MATERIAL FOR THIS EXERCISE:

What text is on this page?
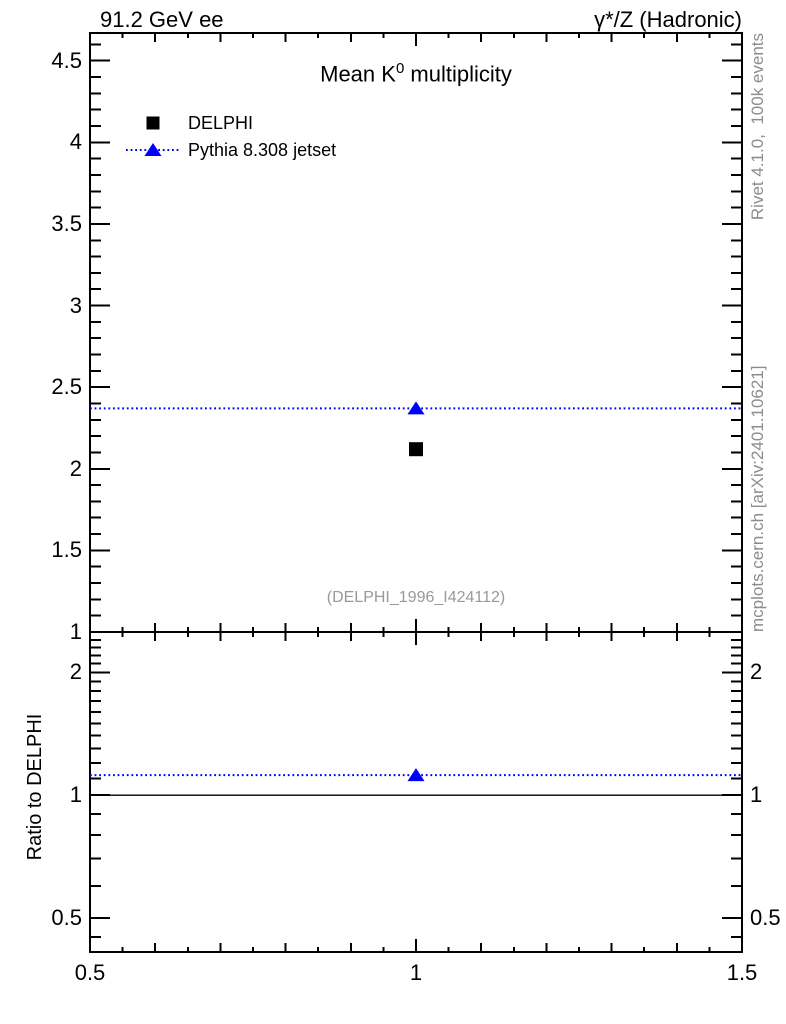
91.2 GeV ee	γ*/Z (Hadronic)
Mean $K^0$ multiplicity
DELPHI
Pythia 8.308 jetset
(DELPHI_1996_I424112)
Rivet 4.1.0,  100k events
mcplots.cern.ch [arXiv:2401.10621]
Ratio to DELPHI
1
1.5
2
2.5
3
3.5
4
4.5
0.5	0.5
1	1
2	2
0.5	1	1.5
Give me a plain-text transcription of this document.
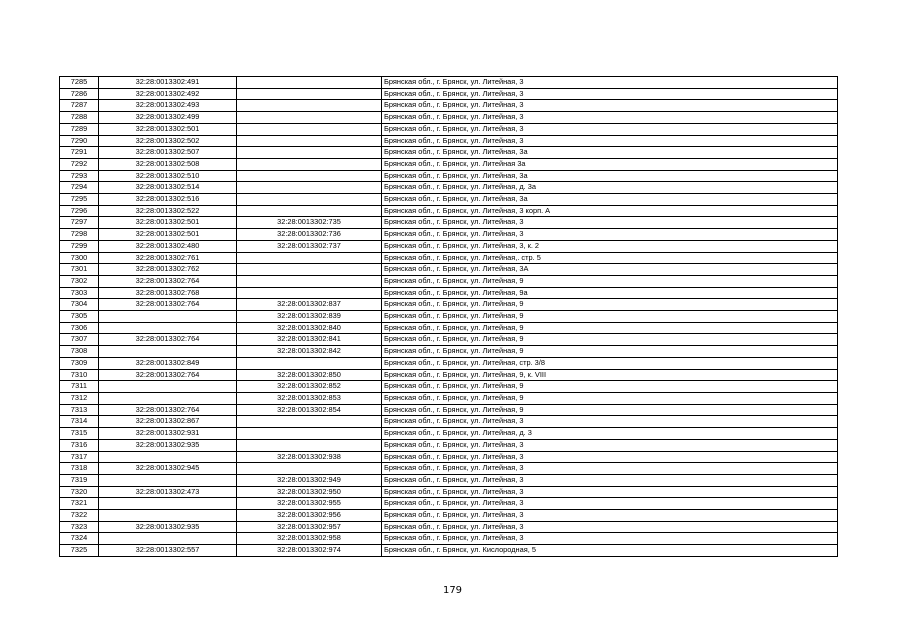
7285	32:28:0013302:491		Брянская обл., г. Брянск, ул. Литейная, 3
7286	32:28:0013302:492		Брянская обл., г. Брянск, ул. Литейная, 3
7287	32:28:0013302:493		Брянская обл., г. Брянск, ул. Литейная, 3
7288	32:28:0013302:499		Брянская обл., г. Брянск, ул. Литейная, 3
7289	32:28:0013302:501		Брянская обл., г. Брянск, ул. Литейная, 3
7290	32:28:0013302:502		Брянская обл., г. Брянск, ул. Литейная, 3
7291	32:28:0013302:507		Брянская обл., г. Брянск, ул. Литейная, 3а
7292	32:28:0013302:508		Брянская обл., г. Брянск, ул. Литейная 3а
7293	32:28:0013302:510		Брянская обл., г. Брянск, ул. Литейная, 3а
7294	32:28:0013302:514		Брянская обл., г. Брянск, ул. Литейная, д. 3а
7295	32:28:0013302:516		Брянская обл., г. Брянск, ул. Литейная, 3а
7296	32:28:0013302:522		Брянская обл., г. Брянск, ул. Литейная, 3 корп. А
7297	32:28:0013302:501	32:28:0013302:735	Брянская обл., г. Брянск, ул. Литейная, 3
7298	32:28:0013302:501	32:28:0013302:736	Брянская обл., г. Брянск, ул. Литейная, 3
7299	32:28:0013302:480	32:28:0013302:737	Брянская обл., г. Брянск, ул. Литейная, 3, к. 2
7300	32:28:0013302:761		Брянская обл., г. Брянск, ул. Литейная,. стр. 5
7301	32:28:0013302:762		Брянская обл., г. Брянск, ул. Литейная, 3А
7302	32:28:0013302:764		Брянская обл., г. Брянск, ул. Литейная, 9
7303	32:28:0013302:768		Брянская обл., г. Брянск, ул. Литейная, 9а
7304	32:28:0013302:764	32:28:0013302:837	Брянская обл., г. Брянск, ул. Литейная, 9
7305		32:28:0013302:839	Брянская обл., г. Брянск, ул. Литейная, 9
7306		32:28:0013302:840	Брянская обл., г. Брянск, ул. Литейная, 9
7307	32:28:0013302:764	32:28:0013302:841	Брянская обл., г. Брянск, ул. Литейная, 9
7308		32:28:0013302:842	Брянская обл., г. Брянск, ул. Литейная, 9
7309	32:28:0013302:849		Брянская обл., г. Брянск, ул. Литейная, стр. 3/8
7310	32:28:0013302:764	32:28:0013302:850	Брянская обл., г. Брянск, ул. Литейная, 9, к. VIII
7311		32:28:0013302:852	Брянская обл., г. Брянск, ул. Литейная, 9
7312		32:28:0013302:853	Брянская обл., г. Брянск, ул. Литейная, 9
7313	32:28:0013302:764	32:28:0013302:854	Брянская обл., г. Брянск, ул. Литейная, 9
7314	32:28:0013302:867		Брянская обл., г. Брянск, ул. Литейная, 3
7315	32:28:0013302:931		Брянская обл., г. Брянск, ул. Литейная, д. 3
7316	32:28:0013302:935		Брянская обл., г. Брянск, ул. Литейная, 3
7317		32:28:0013302:938	Брянская обл., г. Брянск, ул. Литейная, 3
7318	32:28:0013302:945		Брянская обл., г. Брянск, ул. Литейная, 3
7319		32:28:0013302:949	Брянская обл., г. Брянск, ул. Литейная, 3
7320	32:28:0013302:473	32:28:0013302:950	Брянская обл., г. Брянск, ул. Литейная, 3
7321		32:28:0013302:955	Брянская обл., г. Брянск, ул. Литейная, 3
7322		32:28:0013302:956	Брянская обл., г. Брянск, ул. Литейная, 3
7323	32:28:0013302:935	32:28:0013302:957	Брянская обл., г. Брянск, ул. Литейная, 3
7324		32:28:0013302:958	Брянская обл., г. Брянск, ул. Литейная, 3
7325	32:28:0013302:557	32:28:0013302:974	Брянская обл., г. Брянск, ул. Кислородная, 5
179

OBJECTIVE:
Reproduce each record above by retyping it exactly; omit all images.

SOLUTION TO THE EXERCISE:
What text is on this page?
91.2 GeV ee	γ*/Z (Hadronic)
Mean $K^0$ multiplicity
DELPHI
Pythia 8.308 jetset
(DELPHI_1996_I424112)
Rivet 4.1.0,  100k events
mcplots.cern.ch [arXiv:2401.10621]
Ratio to DELPHI
1
1.5
2
2.5
3
3.5
4
4.5
0.5	0.5
1	1
2	2
0.5	1	1.5
Give me a plain-text transcription of this document.
7285	32:28:0013302:491		Брянская обл., г. Брянск, ул. Литейная, 3
7286	32:28:0013302:492		Брянская обл., г. Брянск, ул. Литейная, 3
7287	32:28:0013302:493		Брянская обл., г. Брянск, ул. Литейная, 3
7288	32:28:0013302:499		Брянская обл., г. Брянск, ул. Литейная, 3
7289	32:28:0013302:501		Брянская обл., г. Брянск, ул. Литейная, 3
7290	32:28:0013302:502		Брянская обл., г. Брянск, ул. Литейная, 3
7291	32:28:0013302:507		Брянская обл., г. Брянск, ул. Литейная, 3а
7292	32:28:0013302:508		Брянская обл., г. Брянск, ул. Литейная 3а
7293	32:28:0013302:510		Брянская обл., г. Брянск, ул. Литейная, 3а
7294	32:28:0013302:514		Брянская обл., г. Брянск, ул. Литейная, д. 3а
7295	32:28:0013302:516		Брянская обл., г. Брянск, ул. Литейная, 3а
7296	32:28:0013302:522		Брянская обл., г. Брянск, ул. Литейная, 3 корп. А
7297	32:28:0013302:501	32:28:0013302:735	Брянская обл., г. Брянск, ул. Литейная, 3
7298	32:28:0013302:501	32:28:0013302:736	Брянская обл., г. Брянск, ул. Литейная, 3
7299	32:28:0013302:480	32:28:0013302:737	Брянская обл., г. Брянск, ул. Литейная, 3, к. 2
7300	32:28:0013302:761		Брянская обл., г. Брянск, ул. Литейная,. стр. 5
7301	32:28:0013302:762		Брянская обл., г. Брянск, ул. Литейная, 3А
7302	32:28:0013302:764		Брянская обл., г. Брянск, ул. Литейная, 9
7303	32:28:0013302:768		Брянская обл., г. Брянск, ул. Литейная, 9а
7304	32:28:0013302:764	32:28:0013302:837	Брянская обл., г. Брянск, ул. Литейная, 9
7305		32:28:0013302:839	Брянская обл., г. Брянск, ул. Литейная, 9
7306		32:28:0013302:840	Брянская обл., г. Брянск, ул. Литейная, 9
7307	32:28:0013302:764	32:28:0013302:841	Брянская обл., г. Брянск, ул. Литейная, 9
7308		32:28:0013302:842	Брянская обл., г. Брянск, ул. Литейная, 9
7309	32:28:0013302:849		Брянская обл., г. Брянск, ул. Литейная, стр. 3/8
7310	32:28:0013302:764	32:28:0013302:850	Брянская обл., г. Брянск, ул. Литейная, 9, к. VIII
7311		32:28:0013302:852	Брянская обл., г. Брянск, ул. Литейная, 9
7312		32:28:0013302:853	Брянская обл., г. Брянск, ул. Литейная, 9
7313	32:28:0013302:764	32:28:0013302:854	Брянская обл., г. Брянск, ул. Литейная, 9
7314	32:28:0013302:867		Брянская обл., г. Брянск, ул. Литейная, 3
7315	32:28:0013302:931		Брянская обл., г. Брянск, ул. Литейная, д. 3
7316	32:28:0013302:935		Брянская обл., г. Брянск, ул. Литейная, 3
7317		32:28:0013302:938	Брянская обл., г. Брянск, ул. Литейная, 3
7318	32:28:0013302:945		Брянская обл., г. Брянск, ул. Литейная, 3
7319		32:28:0013302:949	Брянская обл., г. Брянск, ул. Литейная, 3
7320	32:28:0013302:473	32:28:0013302:950	Брянская обл., г. Брянск, ул. Литейная, 3
7321		32:28:0013302:955	Брянская обл., г. Брянск, ул. Литейная, 3
7322		32:28:0013302:956	Брянская обл., г. Брянск, ул. Литейная, 3
7323	32:28:0013302:935	32:28:0013302:957	Брянская обл., г. Брянск, ул. Литейная, 3
7324		32:28:0013302:958	Брянская обл., г. Брянск, ул. Литейная, 3
7325	32:28:0013302:557	32:28:0013302:974	Брянская обл., г. Брянск, ул. Кислородная, 5
179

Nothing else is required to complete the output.